[start of Data for this exercise]
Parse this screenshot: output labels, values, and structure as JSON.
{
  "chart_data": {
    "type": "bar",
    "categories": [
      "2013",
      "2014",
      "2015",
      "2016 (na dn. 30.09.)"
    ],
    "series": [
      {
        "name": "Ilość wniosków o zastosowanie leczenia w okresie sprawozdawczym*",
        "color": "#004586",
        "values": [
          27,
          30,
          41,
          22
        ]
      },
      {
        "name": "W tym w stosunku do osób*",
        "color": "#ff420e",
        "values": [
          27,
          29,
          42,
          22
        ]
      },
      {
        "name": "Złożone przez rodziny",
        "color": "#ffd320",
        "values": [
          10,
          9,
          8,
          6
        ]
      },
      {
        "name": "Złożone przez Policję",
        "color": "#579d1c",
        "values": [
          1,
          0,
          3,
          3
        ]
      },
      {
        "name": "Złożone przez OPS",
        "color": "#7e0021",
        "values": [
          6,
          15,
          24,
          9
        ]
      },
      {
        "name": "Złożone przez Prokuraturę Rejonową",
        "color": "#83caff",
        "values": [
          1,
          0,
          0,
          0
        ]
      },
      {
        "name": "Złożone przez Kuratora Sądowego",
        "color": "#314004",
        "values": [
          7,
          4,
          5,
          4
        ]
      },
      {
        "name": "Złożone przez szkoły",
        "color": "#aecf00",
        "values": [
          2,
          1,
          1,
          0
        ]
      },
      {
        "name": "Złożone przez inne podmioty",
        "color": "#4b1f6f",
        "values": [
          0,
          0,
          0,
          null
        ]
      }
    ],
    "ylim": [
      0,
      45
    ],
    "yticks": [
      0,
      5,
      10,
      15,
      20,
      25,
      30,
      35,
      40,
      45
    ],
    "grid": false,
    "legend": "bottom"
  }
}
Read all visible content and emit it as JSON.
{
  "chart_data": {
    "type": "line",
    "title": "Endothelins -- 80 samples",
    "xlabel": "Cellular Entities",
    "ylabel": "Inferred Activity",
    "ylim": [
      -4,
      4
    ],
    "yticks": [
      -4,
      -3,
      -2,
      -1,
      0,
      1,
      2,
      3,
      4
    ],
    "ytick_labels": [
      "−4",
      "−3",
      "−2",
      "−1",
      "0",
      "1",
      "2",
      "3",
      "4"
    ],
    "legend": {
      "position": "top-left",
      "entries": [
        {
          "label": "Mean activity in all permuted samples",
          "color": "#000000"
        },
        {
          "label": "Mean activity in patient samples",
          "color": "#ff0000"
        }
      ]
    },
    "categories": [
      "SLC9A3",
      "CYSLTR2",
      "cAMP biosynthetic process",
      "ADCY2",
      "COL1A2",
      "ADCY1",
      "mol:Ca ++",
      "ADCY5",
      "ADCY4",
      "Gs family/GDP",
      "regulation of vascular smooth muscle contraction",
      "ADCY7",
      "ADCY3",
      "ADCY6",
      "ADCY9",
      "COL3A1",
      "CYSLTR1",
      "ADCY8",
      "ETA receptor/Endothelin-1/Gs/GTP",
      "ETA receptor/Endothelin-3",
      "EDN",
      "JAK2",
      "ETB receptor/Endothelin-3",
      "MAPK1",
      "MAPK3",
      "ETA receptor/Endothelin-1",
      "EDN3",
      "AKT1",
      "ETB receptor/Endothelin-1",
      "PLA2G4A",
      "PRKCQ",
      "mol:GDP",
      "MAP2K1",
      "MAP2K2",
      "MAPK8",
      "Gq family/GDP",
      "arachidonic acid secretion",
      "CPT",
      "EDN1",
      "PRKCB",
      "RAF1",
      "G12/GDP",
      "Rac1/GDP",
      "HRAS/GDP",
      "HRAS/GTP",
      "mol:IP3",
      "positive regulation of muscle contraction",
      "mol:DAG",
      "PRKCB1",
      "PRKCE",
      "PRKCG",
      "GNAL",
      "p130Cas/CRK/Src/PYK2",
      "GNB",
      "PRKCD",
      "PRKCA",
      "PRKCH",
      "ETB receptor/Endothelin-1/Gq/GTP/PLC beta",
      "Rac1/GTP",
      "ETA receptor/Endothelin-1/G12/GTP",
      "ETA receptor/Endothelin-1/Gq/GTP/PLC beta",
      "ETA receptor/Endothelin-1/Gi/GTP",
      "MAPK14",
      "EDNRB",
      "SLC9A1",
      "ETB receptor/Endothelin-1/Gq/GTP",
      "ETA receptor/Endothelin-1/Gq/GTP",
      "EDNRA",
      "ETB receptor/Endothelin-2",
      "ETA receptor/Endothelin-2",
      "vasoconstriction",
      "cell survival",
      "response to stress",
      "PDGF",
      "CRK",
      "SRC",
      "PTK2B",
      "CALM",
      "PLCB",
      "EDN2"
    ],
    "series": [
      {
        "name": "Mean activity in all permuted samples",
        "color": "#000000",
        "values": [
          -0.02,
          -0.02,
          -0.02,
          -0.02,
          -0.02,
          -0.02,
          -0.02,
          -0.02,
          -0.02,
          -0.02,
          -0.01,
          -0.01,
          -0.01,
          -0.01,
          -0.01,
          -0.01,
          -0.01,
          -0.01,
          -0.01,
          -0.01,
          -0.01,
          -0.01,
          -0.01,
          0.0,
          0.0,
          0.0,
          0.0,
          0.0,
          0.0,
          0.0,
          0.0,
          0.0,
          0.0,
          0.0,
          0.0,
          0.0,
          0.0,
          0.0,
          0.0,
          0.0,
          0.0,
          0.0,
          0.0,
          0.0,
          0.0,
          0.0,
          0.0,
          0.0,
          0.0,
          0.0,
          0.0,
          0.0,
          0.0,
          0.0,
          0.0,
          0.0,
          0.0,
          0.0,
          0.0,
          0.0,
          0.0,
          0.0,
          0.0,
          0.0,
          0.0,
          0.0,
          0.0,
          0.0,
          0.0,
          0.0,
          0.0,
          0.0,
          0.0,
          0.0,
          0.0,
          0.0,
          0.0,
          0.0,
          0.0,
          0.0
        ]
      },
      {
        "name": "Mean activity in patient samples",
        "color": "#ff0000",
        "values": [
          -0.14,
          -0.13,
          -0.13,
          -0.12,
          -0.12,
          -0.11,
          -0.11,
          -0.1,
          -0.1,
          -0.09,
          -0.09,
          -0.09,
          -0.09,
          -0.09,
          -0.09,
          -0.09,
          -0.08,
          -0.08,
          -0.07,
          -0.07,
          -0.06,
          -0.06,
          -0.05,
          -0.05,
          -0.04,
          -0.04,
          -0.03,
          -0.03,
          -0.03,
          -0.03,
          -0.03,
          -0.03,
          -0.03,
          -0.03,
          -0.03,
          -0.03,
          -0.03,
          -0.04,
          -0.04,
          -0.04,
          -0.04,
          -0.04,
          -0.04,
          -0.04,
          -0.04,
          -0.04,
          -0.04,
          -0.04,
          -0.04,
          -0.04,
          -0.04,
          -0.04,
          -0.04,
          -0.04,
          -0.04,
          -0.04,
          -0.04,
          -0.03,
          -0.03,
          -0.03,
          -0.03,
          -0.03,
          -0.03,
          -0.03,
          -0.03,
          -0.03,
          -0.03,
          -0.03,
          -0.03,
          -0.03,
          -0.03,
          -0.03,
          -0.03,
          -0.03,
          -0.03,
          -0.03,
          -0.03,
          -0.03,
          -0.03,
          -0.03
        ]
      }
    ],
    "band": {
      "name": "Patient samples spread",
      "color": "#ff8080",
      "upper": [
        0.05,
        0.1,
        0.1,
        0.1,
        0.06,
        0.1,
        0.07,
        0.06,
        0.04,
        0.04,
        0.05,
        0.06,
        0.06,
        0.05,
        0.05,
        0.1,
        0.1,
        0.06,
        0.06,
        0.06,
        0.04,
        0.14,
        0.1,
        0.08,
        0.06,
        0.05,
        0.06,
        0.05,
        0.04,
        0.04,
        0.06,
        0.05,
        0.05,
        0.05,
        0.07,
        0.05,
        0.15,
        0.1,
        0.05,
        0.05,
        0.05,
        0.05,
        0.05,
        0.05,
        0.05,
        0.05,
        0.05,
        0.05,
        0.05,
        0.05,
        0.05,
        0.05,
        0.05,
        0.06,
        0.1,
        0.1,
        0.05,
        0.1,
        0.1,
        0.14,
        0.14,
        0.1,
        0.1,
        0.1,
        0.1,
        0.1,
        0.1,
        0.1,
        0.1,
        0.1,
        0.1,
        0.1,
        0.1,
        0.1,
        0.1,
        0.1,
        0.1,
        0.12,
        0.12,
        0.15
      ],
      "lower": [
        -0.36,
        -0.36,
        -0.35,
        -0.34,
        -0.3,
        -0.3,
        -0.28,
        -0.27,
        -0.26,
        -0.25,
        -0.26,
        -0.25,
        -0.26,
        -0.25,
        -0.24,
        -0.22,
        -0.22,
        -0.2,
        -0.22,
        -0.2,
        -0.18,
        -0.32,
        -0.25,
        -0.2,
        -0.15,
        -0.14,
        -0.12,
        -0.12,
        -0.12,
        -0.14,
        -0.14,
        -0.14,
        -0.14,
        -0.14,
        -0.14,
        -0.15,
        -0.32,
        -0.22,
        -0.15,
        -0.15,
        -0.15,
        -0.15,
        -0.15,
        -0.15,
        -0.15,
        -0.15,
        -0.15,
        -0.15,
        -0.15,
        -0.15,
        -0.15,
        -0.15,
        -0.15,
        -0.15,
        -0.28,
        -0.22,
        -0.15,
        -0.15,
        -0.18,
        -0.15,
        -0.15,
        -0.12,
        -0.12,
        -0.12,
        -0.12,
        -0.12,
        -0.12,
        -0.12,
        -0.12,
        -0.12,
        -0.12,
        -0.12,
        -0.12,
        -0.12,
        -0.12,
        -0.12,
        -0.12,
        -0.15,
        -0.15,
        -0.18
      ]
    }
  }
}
[end of Data for this exercise]
[start of Data for this exercise]
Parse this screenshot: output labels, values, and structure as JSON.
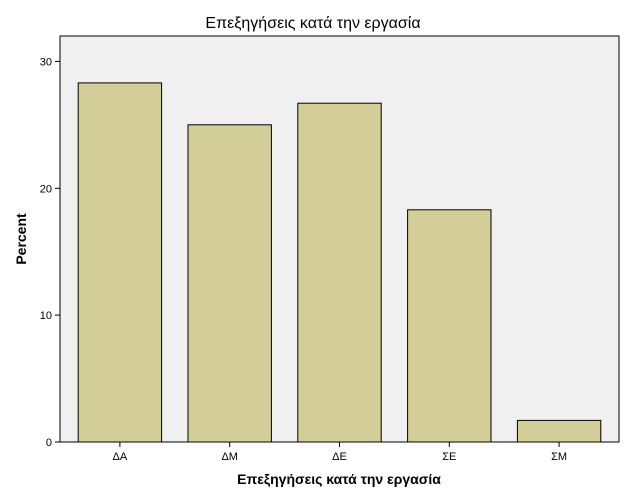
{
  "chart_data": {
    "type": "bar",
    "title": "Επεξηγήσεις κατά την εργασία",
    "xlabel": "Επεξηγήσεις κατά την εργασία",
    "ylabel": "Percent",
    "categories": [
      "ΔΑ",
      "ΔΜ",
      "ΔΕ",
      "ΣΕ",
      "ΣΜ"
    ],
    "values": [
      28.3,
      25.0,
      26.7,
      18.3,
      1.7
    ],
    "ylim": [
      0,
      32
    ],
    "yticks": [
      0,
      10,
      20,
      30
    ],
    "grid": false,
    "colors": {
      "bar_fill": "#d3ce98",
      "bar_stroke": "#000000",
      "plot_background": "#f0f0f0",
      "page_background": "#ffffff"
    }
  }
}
[end of Data for this exercise]
Requirements
Identify each line in the records above that contains the word "Επεξηγήσεις", and copy it out in full.

Answer to this task
    "title": "Επεξηγήσεις κατά την εργασία",
    "xlabel": "Επεξηγήσεις κατά την εργασία",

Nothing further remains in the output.